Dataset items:
--- START ---

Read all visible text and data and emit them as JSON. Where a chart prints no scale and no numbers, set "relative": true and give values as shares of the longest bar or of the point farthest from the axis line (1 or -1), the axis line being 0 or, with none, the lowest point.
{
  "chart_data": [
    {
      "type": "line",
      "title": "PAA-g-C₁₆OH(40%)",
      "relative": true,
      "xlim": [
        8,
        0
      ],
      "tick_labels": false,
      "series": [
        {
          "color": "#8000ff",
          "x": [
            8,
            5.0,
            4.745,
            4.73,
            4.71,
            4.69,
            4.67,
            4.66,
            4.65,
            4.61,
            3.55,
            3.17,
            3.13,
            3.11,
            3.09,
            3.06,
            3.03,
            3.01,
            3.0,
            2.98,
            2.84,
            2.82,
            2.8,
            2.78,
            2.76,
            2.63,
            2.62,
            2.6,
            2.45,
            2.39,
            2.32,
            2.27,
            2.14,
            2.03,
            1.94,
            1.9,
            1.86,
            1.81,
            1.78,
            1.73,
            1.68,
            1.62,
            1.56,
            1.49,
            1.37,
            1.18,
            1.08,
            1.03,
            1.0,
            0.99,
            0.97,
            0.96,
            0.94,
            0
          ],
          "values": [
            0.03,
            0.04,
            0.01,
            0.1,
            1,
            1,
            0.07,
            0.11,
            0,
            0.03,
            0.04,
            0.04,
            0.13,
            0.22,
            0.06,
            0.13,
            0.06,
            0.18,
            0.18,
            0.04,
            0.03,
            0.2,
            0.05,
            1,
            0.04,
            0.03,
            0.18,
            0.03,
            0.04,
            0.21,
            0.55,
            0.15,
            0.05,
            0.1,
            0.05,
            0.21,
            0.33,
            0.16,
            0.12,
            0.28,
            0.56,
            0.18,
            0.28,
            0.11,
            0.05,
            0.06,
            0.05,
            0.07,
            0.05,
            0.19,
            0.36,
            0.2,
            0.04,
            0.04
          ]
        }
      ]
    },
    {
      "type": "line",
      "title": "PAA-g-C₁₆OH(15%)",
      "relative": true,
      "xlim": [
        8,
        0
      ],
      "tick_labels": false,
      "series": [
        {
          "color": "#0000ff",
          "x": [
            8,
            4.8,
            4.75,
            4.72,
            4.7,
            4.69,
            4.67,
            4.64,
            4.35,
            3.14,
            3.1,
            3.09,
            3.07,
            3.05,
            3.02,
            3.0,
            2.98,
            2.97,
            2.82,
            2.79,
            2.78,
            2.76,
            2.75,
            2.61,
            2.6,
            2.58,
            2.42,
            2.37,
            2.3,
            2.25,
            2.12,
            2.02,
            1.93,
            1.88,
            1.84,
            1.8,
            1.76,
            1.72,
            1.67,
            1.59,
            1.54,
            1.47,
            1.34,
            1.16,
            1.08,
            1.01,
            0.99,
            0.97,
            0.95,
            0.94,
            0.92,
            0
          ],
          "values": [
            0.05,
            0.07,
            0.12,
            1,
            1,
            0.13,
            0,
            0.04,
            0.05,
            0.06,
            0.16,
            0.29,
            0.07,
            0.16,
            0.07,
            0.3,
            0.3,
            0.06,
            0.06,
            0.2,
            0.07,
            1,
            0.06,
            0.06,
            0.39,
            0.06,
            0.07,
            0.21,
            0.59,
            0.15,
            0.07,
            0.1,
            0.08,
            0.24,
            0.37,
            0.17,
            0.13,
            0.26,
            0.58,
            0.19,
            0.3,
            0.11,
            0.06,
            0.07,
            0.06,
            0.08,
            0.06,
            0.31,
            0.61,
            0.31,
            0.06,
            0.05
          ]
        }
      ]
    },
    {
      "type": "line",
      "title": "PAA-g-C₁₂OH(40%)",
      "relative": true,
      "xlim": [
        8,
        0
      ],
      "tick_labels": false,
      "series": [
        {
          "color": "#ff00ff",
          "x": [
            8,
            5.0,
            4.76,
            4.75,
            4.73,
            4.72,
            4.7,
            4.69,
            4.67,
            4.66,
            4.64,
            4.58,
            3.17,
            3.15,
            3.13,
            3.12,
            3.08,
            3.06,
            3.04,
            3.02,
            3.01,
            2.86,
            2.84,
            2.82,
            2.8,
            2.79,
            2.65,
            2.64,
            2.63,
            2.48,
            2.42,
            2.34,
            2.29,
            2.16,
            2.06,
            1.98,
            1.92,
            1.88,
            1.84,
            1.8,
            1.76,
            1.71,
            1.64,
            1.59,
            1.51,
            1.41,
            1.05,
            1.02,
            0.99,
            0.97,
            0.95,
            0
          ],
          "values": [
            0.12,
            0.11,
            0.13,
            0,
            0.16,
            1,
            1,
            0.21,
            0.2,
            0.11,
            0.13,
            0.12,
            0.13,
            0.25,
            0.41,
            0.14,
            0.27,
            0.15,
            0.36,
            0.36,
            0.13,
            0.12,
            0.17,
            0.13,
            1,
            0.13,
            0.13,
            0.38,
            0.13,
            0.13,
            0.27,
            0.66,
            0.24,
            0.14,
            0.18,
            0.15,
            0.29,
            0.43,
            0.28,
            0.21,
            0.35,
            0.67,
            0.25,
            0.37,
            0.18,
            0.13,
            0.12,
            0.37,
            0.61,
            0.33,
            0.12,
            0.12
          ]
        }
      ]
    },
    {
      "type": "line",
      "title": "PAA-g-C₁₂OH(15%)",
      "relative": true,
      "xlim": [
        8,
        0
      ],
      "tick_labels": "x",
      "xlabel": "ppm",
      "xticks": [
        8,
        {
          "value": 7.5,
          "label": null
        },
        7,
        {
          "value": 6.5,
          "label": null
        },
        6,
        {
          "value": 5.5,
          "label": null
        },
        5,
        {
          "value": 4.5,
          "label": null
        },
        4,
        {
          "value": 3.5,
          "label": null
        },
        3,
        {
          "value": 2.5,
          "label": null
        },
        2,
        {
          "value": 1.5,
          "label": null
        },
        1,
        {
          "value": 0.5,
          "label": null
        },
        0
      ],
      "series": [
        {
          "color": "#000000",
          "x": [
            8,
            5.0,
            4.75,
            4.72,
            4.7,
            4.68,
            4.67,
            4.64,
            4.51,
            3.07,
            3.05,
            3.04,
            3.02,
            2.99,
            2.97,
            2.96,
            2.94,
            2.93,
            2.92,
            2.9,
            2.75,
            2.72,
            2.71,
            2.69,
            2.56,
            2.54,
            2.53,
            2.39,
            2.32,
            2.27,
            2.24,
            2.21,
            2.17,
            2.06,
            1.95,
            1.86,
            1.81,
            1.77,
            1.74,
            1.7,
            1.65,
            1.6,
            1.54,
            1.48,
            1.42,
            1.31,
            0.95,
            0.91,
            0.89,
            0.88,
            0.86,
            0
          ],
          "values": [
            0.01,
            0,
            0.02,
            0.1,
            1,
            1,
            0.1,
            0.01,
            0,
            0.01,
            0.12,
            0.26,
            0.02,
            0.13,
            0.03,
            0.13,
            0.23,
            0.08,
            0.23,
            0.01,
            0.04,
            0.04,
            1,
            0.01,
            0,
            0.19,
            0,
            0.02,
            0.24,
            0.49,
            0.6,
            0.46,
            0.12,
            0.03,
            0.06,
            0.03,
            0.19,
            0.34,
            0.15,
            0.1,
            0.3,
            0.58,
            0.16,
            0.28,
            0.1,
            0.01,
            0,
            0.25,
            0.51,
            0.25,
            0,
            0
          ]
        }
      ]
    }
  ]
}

--- END ---

What is asked:
Each line of the material should be duplicated exactly, please.

Exercise output:
Read all visible text and data and emit them as JSON. Where a chart prints no scale and no numbers, set "relative": true and give values as shares of the longest bar or of the point farthest from the axis line (1 or -1), the axis line being 0 or, with none, the lowest point.
{
  "chart_data": [
    {
      "type": "line",
      "title": "PAA-g-C₁₆OH(40%)",
      "relative": true,
      "xlim": [
        8,
        0
      ],
      "tick_labels": false,
      "series": [
        {
          "color": "#8000ff",
          "x": [
            8,
            5.0,
            4.745,
            4.73,
            4.71,
            4.69,
            4.67,
            4.66,
            4.65,
            4.61,
            3.55,
            3.17,
            3.13,
            3.11,
            3.09,
            3.06,
            3.03,
            3.01,
            3.0,
            2.98,
            2.84,
            2.82,
            2.8,
            2.78,
            2.76,
            2.63,
            2.62,
            2.6,
            2.45,
            2.39,
            2.32,
            2.27,
            2.14,
            2.03,
            1.94,
            1.9,
            1.86,
            1.81,
            1.78,
            1.73,
            1.68,
            1.62,
            1.56,
            1.49,
            1.37,
            1.18,
            1.08,
            1.03,
            1.0,
            0.99,
            0.97,
            0.96,
            0.94,
            0
          ],
          "values": [
            0.03,
            0.04,
            0.01,
            0.1,
            1,
            1,
            0.07,
            0.11,
            0,
            0.03,
            0.04,
            0.04,
            0.13,
            0.22,
            0.06,
            0.13,
            0.06,
            0.18,
            0.18,
            0.04,
            0.03,
            0.2,
            0.05,
            1,
            0.04,
            0.03,
            0.18,
            0.03,
            0.04,
            0.21,
            0.55,
            0.15,
            0.05,
            0.1,
            0.05,
            0.21,
            0.33,
            0.16,
            0.12,
            0.28,
            0.56,
            0.18,
            0.28,
            0.11,
            0.05,
            0.06,
            0.05,
            0.07,
            0.05,
            0.19,
            0.36,
            0.2,
            0.04,
            0.04
          ]
        }
      ]
    },
    {
      "type": "line",
      "title": "PAA-g-C₁₆OH(15%)",
      "relative": true,
      "xlim": [
        8,
        0
      ],
      "tick_labels": false,
      "series": [
        {
          "color": "#0000ff",
          "x": [
            8,
            4.8,
            4.75,
            4.72,
            4.7,
            4.69,
            4.67,
            4.64,
            4.35,
            3.14,
            3.1,
            3.09,
            3.07,
            3.05,
            3.02,
            3.0,
            2.98,
            2.97,
            2.82,
            2.79,
            2.78,
            2.76,
            2.75,
            2.61,
            2.6,
            2.58,
            2.42,
            2.37,
            2.3,
            2.25,
            2.12,
            2.02,
            1.93,
            1.88,
            1.84,
            1.8,
            1.76,
            1.72,
            1.67,
            1.59,
            1.54,
            1.47,
            1.34,
            1.16,
            1.08,
            1.01,
            0.99,
            0.97,
            0.95,
            0.94,
            0.92,
            0
          ],
          "values": [
            0.05,
            0.07,
            0.12,
            1,
            1,
            0.13,
            0,
            0.04,
            0.05,
            0.06,
            0.16,
            0.29,
            0.07,
            0.16,
            0.07,
            0.3,
            0.3,
            0.06,
            0.06,
            0.2,
            0.07,
            1,
            0.06,
            0.06,
            0.39,
            0.06,
            0.07,
            0.21,
            0.59,
            0.15,
            0.07,
            0.1,
            0.08,
            0.24,
            0.37,
            0.17,
            0.13,
            0.26,
            0.58,
            0.19,
            0.3,
            0.11,
            0.06,
            0.07,
            0.06,
            0.08,
            0.06,
            0.31,
            0.61,
            0.31,
            0.06,
            0.05
          ]
        }
      ]
    },
    {
      "type": "line",
      "title": "PAA-g-C₁₂OH(40%)",
      "relative": true,
      "xlim": [
        8,
        0
      ],
      "tick_labels": false,
      "series": [
        {
          "color": "#ff00ff",
          "x": [
            8,
            5.0,
            4.76,
            4.75,
            4.73,
            4.72,
            4.7,
            4.69,
            4.67,
            4.66,
            4.64,
            4.58,
            3.17,
            3.15,
            3.13,
            3.12,
            3.08,
            3.06,
            3.04,
            3.02,
            3.01,
            2.86,
            2.84,
            2.82,
            2.8,
            2.79,
            2.65,
            2.64,
            2.63,
            2.48,
            2.42,
            2.34,
            2.29,
            2.16,
            2.06,
            1.98,
            1.92,
            1.88,
            1.84,
            1.8,
            1.76,
            1.71,
            1.64,
            1.59,
            1.51,
            1.41,
            1.05,
            1.02,
            0.99,
            0.97,
            0.95,
            0
          ],
          "values": [
            0.12,
            0.11,
            0.13,
            0,
            0.16,
            1,
            1,
            0.21,
            0.2,
            0.11,
            0.13,
            0.12,
            0.13,
            0.25,
            0.41,
            0.14,
            0.27,
            0.15,
            0.36,
            0.36,
            0.13,
            0.12,
            0.17,
            0.13,
            1,
            0.13,
            0.13,
            0.38,
            0.13,
            0.13,
            0.27,
            0.66,
            0.24,
            0.14,
            0.18,
            0.15,
            0.29,
            0.43,
            0.28,
            0.21,
            0.35,
            0.67,
            0.25,
            0.37,
            0.18,
            0.13,
            0.12,
            0.37,
            0.61,
            0.33,
            0.12,
            0.12
          ]
        }
      ]
    },
    {
      "type": "line",
      "title": "PAA-g-C₁₂OH(15%)",
      "relative": true,
      "xlim": [
        8,
        0
      ],
      "tick_labels": "x",
      "xlabel": "ppm",
      "xticks": [
        8,
        {
          "value": 7.5,
          "label": null
        },
        7,
        {
          "value": 6.5,
          "label": null
        },
        6,
        {
          "value": 5.5,
          "label": null
        },
        5,
        {
          "value": 4.5,
          "label": null
        },
        4,
        {
          "value": 3.5,
          "label": null
        },
        3,
        {
          "value": 2.5,
          "label": null
        },
        2,
        {
          "value": 1.5,
          "label": null
        },
        1,
        {
          "value": 0.5,
          "label": null
        },
        0
      ],
      "series": [
        {
          "color": "#000000",
          "x": [
            8,
            5.0,
            4.75,
            4.72,
            4.7,
            4.68,
            4.67,
            4.64,
            4.51,
            3.07,
            3.05,
            3.04,
            3.02,
            2.99,
            2.97,
            2.96,
            2.94,
            2.93,
            2.92,
            2.9,
            2.75,
            2.72,
            2.71,
            2.69,
            2.56,
            2.54,
            2.53,
            2.39,
            2.32,
            2.27,
            2.24,
            2.21,
            2.17,
            2.06,
            1.95,
            1.86,
            1.81,
            1.77,
            1.74,
            1.7,
            1.65,
            1.6,
            1.54,
            1.48,
            1.42,
            1.31,
            0.95,
            0.91,
            0.89,
            0.88,
            0.86,
            0
          ],
          "values": [
            0.01,
            0,
            0.02,
            0.1,
            1,
            1,
            0.1,
            0.01,
            0,
            0.01,
            0.12,
            0.26,
            0.02,
            0.13,
            0.03,
            0.13,
            0.23,
            0.08,
            0.23,
            0.01,
            0.04,
            0.04,
            1,
            0.01,
            0,
            0.19,
            0,
            0.02,
            0.24,
            0.49,
            0.6,
            0.46,
            0.12,
            0.03,
            0.06,
            0.03,
            0.19,
            0.34,
            0.15,
            0.1,
            0.3,
            0.58,
            0.16,
            0.28,
            0.1,
            0.01,
            0,
            0.25,
            0.51,
            0.25,
            0,
            0
          ]
        }
      ]
    }
  ]
}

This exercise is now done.